■ EXERCISE AIM
Repeat the records exactly, minus the pictures.

━━ EXCERPTED RECORDS ━━

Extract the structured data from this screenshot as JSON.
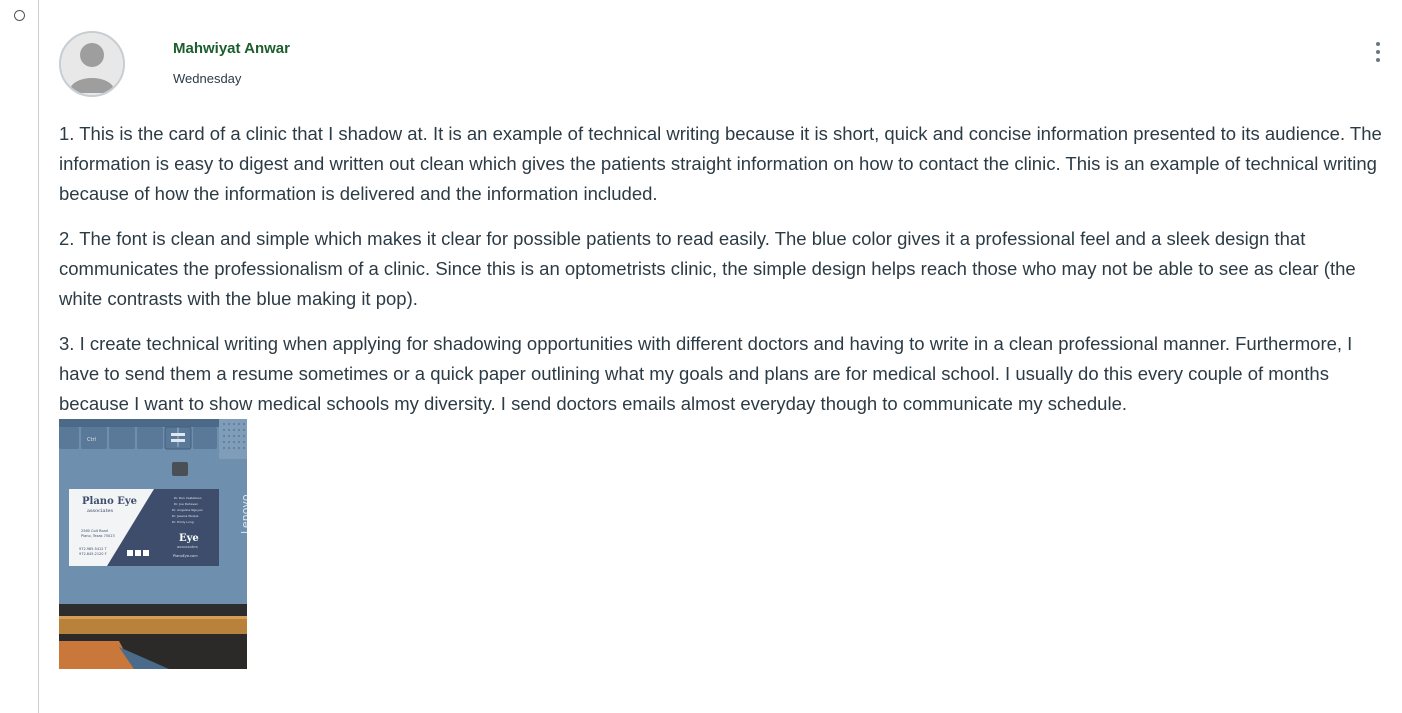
{
  "post": {
    "author": "Mahwiyat Anwar",
    "timestamp": "Wednesday",
    "paragraphs": [
      "1. This is the card of a clinic that I shadow at. It is an example of technical writing because it is short, quick and concise information presented to its audience. The information is easy to digest and written out clean which gives the patients straight information on how to contact the clinic. This is an example of technical writing because of how the information is delivered and the information included.",
      "2. The font is clean and simple which makes it clear for possible patients to read easily. The blue color gives it a professional feel and a sleek design that communicates the professionalism of a clinic. Since this is an optometrists clinic, the simple design helps reach those who may not be able to see as clear (the white contrasts with the blue making it pop).",
      "3. I create technical writing when applying for shadowing opportunities with different doctors and having to write in a clean professional manner. Furthermore, I have to send them a resume sometimes or a quick paper outlining what my goals and plans are for medical school. I usually do this every couple of months because I want to show medical schools my diversity. I send doctors emails almost everyday though to communicate my schedule."
    ]
  },
  "photo": {
    "card_logo_line1": "Plano Eye",
    "card_logo_line2": "associates",
    "card_address1": "2560 Coit Road",
    "card_address2": "Plano, Texas 75023",
    "card_phone1": "972.985.5412 T",
    "card_phone2": "972.845.2120 F",
    "card_doctors": [
      "Dr. Ron Castellano",
      "Dr. Joe Dehaven",
      "Dr. Angelina Nguyen",
      "Dr. Jessica Wulpia",
      "Dr. Emily Long"
    ],
    "card_logo_back": "Eye",
    "card_logo_back_sub": "associates",
    "card_website": "PlanoEye.com",
    "laptop_brand": "Lenovo",
    "key_ctrl": "Ctrl"
  },
  "colors": {
    "author": "#1d5e2e",
    "text": "#2d3b45",
    "thread_line": "#c7cdd1"
  },
  "icons": {
    "unread": "unread-dot-icon",
    "menu": "kebab-menu-icon",
    "avatar": "default-user-avatar-icon"
  }
}
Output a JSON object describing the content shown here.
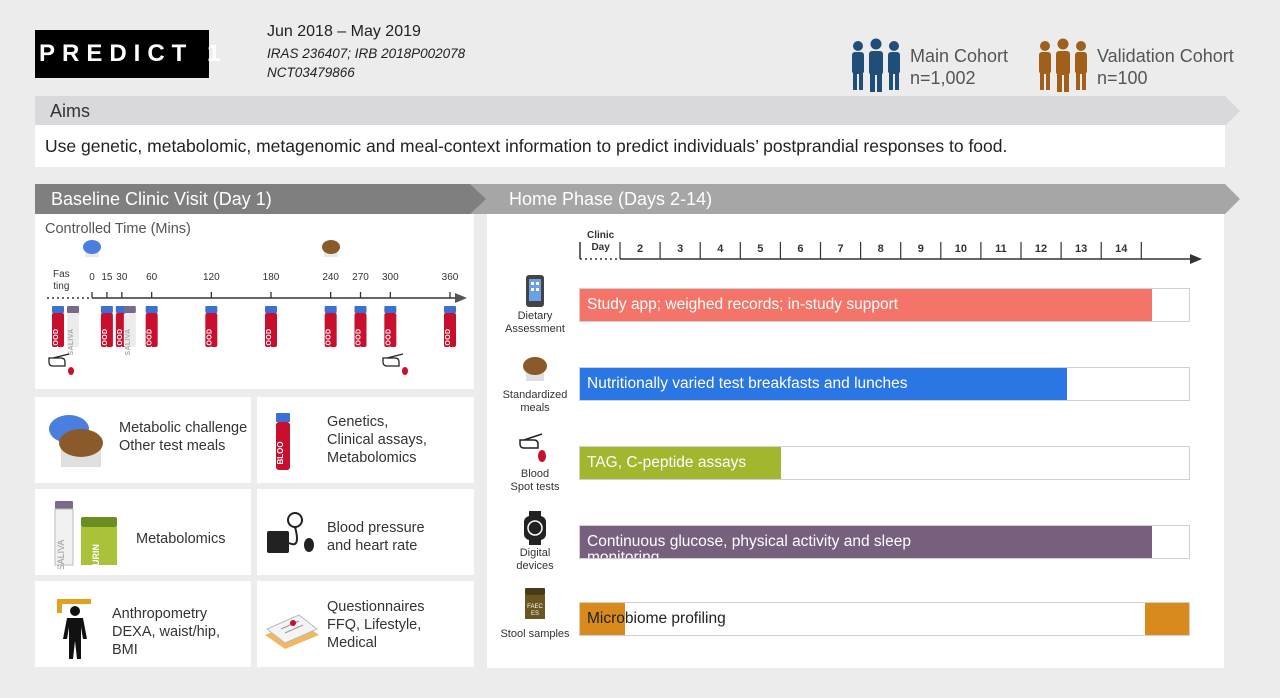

━━━

■ RESPONSE AREA
Extract the structured data from this screenshot as JSON.
{
  "post": {
    "author": "Mahwiyat Anwar",
    "timestamp": "Wednesday",
    "paragraphs": [
      "1. This is the card of a clinic that I shadow at. It is an example of technical writing because it is short, quick and concise information presented to its audience. The information is easy to digest and written out clean which gives the patients straight information on how to contact the clinic. This is an example of technical writing because of how the information is delivered and the information included.",
      "2. The font is clean and simple which makes it clear for possible patients to read easily. The blue color gives it a professional feel and a sleek design that communicates the professionalism of a clinic. Since this is an optometrists clinic, the simple design helps reach those who may not be able to see as clear (the white contrasts with the blue making it pop).",
      "3. I create technical writing when applying for shadowing opportunities with different doctors and having to write in a clean professional manner. Furthermore, I have to send them a resume sometimes or a quick paper outlining what my goals and plans are for medical school. I usually do this every couple of months because I want to show medical schools my diversity. I send doctors emails almost everyday though to communicate my schedule."
    ]
  },
  "photo": {
    "card_logo_line1": "Plano Eye",
    "card_logo_line2": "associates",
    "card_address1": "2560 Coit Road",
    "card_address2": "Plano, Texas 75023",
    "card_phone1": "972.985.5412 T",
    "card_phone2": "972.845.2120 F",
    "card_doctors": [
      "Dr. Ron Castellano",
      "Dr. Joe Dehaven",
      "Dr. Angelina Nguyen",
      "Dr. Jessica Wulpia",
      "Dr. Emily Long"
    ],
    "card_logo_back": "Eye",
    "card_logo_back_sub": "associates",
    "card_website": "PlanoEye.com",
    "laptop_brand": "Lenovo",
    "key_ctrl": "Ctrl"
  },
  "colors": {
    "author": "#1d5e2e",
    "text": "#2d3b45",
    "thread_line": "#c7cdd1"
  },
  "icons": {
    "unread": "unread-dot-icon",
    "menu": "kebab-menu-icon",
    "avatar": "default-user-avatar-icon"
  }
}
Output a JSON object describing the content shown here.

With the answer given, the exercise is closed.